_EXERCISE DESCRIPTION_. Locate and copy all lines bearing the word "wheel".

_DATA RECORDS_.
┌──
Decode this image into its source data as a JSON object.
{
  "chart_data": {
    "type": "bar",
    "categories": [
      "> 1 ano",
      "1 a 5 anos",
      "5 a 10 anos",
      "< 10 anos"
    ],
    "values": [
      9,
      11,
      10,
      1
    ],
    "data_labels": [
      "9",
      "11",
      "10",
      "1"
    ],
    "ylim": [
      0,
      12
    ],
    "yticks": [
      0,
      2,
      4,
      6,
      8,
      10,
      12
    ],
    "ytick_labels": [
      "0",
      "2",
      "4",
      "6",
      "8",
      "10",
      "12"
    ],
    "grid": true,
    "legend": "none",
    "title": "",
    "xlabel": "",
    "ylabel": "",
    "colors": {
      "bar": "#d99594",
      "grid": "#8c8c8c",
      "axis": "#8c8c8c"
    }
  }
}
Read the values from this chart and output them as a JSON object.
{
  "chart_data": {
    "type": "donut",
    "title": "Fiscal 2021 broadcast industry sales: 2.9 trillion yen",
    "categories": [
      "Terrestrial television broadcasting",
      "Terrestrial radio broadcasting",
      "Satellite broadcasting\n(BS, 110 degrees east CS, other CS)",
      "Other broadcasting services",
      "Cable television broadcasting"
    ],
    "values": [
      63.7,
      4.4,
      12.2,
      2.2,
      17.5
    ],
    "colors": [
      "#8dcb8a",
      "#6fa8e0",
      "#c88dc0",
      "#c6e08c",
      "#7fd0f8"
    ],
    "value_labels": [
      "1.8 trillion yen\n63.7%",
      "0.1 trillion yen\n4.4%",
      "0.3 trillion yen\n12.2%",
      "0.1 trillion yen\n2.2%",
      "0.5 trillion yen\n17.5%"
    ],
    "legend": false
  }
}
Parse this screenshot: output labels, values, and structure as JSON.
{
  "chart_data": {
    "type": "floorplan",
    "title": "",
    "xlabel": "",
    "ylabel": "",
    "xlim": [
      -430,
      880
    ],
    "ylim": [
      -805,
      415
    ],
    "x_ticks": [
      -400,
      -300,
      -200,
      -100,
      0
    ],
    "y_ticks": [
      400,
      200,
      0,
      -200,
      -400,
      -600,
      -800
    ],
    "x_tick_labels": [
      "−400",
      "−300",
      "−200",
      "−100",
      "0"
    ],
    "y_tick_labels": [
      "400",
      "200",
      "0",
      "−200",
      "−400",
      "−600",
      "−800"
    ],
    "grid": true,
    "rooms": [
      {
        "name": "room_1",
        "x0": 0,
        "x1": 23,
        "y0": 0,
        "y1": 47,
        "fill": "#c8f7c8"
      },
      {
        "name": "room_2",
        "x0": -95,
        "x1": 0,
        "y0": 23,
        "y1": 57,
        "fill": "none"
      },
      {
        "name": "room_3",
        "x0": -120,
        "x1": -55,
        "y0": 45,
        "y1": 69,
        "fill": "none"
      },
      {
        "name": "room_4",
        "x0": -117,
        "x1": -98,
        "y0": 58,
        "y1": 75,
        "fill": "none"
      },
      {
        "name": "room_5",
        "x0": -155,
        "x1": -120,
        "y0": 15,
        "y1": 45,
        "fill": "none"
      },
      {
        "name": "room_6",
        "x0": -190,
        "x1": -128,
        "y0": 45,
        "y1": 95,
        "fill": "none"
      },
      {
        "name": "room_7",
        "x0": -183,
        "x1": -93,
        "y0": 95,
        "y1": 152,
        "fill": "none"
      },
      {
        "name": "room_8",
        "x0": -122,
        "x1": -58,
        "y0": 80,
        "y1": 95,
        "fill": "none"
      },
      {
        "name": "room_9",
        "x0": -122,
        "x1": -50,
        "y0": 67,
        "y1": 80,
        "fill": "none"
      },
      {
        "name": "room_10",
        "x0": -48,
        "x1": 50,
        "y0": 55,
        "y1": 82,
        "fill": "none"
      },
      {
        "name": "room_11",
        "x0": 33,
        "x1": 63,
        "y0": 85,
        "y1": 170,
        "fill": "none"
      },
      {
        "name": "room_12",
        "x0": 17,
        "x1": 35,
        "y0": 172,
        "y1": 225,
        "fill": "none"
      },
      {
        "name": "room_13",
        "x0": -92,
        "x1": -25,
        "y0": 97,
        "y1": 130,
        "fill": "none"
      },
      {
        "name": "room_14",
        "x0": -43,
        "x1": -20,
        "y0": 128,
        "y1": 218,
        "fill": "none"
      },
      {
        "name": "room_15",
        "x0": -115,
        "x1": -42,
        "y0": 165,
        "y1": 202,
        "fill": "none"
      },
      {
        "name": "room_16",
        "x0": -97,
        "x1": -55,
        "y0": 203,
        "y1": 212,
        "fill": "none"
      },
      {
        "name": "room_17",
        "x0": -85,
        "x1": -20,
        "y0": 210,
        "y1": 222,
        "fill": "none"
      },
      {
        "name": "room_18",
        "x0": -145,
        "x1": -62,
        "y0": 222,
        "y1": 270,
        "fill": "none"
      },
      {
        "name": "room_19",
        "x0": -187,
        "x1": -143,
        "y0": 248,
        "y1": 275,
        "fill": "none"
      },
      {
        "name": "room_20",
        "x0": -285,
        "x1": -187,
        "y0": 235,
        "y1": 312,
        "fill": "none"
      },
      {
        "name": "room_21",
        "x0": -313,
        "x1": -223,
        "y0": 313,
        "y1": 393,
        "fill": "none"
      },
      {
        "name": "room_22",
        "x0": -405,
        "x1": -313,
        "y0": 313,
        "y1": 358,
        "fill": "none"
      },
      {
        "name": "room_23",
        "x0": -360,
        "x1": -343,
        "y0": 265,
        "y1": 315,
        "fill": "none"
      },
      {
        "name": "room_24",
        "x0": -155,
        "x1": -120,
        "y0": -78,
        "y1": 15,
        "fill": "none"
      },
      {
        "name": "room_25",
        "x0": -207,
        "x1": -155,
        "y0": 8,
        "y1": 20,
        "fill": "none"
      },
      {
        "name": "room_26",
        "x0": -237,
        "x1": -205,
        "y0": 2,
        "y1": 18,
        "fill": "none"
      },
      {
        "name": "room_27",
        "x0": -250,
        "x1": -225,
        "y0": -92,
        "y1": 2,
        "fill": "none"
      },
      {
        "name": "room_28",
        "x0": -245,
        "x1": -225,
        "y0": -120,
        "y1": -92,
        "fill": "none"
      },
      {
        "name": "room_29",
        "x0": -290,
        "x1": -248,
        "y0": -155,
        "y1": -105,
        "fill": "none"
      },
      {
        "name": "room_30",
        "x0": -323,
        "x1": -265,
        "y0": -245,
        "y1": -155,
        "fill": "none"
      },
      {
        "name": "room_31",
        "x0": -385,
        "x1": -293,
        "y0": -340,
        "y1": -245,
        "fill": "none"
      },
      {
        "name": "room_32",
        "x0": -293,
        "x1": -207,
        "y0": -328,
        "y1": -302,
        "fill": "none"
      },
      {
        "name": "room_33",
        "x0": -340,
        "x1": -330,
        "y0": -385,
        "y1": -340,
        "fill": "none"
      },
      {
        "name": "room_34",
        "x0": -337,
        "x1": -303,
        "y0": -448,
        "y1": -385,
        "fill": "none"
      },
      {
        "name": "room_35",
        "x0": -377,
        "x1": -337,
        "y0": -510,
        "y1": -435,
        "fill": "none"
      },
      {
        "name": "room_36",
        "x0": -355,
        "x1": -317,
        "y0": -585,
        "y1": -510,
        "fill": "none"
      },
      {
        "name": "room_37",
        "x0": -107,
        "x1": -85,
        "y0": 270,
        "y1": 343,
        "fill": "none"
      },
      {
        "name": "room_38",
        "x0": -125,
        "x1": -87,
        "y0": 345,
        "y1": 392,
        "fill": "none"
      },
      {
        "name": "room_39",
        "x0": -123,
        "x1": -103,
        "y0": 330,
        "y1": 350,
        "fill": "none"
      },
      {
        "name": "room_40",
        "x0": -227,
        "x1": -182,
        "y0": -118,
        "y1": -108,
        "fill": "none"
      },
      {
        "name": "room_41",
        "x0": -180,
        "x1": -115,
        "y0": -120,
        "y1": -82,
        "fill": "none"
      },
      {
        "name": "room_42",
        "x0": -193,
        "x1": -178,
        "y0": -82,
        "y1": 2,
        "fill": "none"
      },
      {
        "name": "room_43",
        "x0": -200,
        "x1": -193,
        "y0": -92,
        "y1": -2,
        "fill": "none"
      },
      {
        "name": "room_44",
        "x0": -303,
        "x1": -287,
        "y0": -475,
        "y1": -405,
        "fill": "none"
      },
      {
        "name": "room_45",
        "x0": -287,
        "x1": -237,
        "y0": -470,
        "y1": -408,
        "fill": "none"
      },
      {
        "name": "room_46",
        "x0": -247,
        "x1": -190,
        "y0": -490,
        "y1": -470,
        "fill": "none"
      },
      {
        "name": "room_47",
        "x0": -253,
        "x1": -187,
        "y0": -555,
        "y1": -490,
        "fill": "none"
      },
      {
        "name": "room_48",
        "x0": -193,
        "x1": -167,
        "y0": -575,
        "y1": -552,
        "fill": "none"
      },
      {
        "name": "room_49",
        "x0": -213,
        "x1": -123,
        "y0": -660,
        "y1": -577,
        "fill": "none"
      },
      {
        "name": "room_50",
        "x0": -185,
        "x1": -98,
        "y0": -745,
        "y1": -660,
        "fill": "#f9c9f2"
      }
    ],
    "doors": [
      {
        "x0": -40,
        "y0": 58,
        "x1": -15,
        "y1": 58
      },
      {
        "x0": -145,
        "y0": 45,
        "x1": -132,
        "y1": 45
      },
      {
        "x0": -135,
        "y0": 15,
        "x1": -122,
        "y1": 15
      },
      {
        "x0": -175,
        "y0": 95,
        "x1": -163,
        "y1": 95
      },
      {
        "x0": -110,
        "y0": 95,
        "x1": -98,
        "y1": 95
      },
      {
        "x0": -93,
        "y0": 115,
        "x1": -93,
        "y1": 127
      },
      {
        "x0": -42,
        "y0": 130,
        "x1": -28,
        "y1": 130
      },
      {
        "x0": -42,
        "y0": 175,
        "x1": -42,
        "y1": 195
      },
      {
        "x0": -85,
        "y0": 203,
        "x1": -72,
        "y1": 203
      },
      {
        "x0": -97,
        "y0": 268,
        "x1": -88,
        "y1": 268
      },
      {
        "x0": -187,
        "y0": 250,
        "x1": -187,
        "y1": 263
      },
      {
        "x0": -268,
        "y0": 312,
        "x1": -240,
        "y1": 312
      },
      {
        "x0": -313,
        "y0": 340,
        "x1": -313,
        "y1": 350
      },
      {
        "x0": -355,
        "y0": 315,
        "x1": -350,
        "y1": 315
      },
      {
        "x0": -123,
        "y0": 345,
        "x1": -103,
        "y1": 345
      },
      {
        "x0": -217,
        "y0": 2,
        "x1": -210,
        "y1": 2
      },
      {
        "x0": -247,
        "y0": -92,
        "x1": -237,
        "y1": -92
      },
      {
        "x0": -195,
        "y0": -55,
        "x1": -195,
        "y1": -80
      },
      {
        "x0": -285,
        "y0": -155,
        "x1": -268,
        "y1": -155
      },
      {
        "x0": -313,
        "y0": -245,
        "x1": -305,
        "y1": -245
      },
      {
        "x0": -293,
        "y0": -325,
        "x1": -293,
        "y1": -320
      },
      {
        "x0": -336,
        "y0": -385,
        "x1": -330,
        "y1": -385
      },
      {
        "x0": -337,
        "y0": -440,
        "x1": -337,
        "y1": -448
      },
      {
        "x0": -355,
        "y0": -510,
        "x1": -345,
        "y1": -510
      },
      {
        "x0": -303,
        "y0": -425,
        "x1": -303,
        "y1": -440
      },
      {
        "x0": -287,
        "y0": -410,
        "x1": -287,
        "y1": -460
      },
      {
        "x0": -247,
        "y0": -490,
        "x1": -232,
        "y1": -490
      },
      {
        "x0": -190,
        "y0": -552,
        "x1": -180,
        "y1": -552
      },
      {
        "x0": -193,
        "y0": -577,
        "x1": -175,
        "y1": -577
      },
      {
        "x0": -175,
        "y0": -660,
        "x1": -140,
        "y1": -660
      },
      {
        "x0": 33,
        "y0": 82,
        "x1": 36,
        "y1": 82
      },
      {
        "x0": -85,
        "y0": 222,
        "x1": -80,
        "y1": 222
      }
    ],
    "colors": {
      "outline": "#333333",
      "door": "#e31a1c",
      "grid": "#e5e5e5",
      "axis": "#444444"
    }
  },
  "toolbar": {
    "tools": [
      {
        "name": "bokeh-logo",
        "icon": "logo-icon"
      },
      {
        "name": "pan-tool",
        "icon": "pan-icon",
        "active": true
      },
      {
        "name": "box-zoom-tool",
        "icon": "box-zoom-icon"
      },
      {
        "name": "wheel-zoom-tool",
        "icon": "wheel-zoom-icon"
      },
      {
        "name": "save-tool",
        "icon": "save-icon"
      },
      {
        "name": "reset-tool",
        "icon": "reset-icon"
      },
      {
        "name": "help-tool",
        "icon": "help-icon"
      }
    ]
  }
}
└──
_ANSWER IN FULL_.
        "name": "wheel-zoom-tool",
        "icon": "wheel-zoom-icon"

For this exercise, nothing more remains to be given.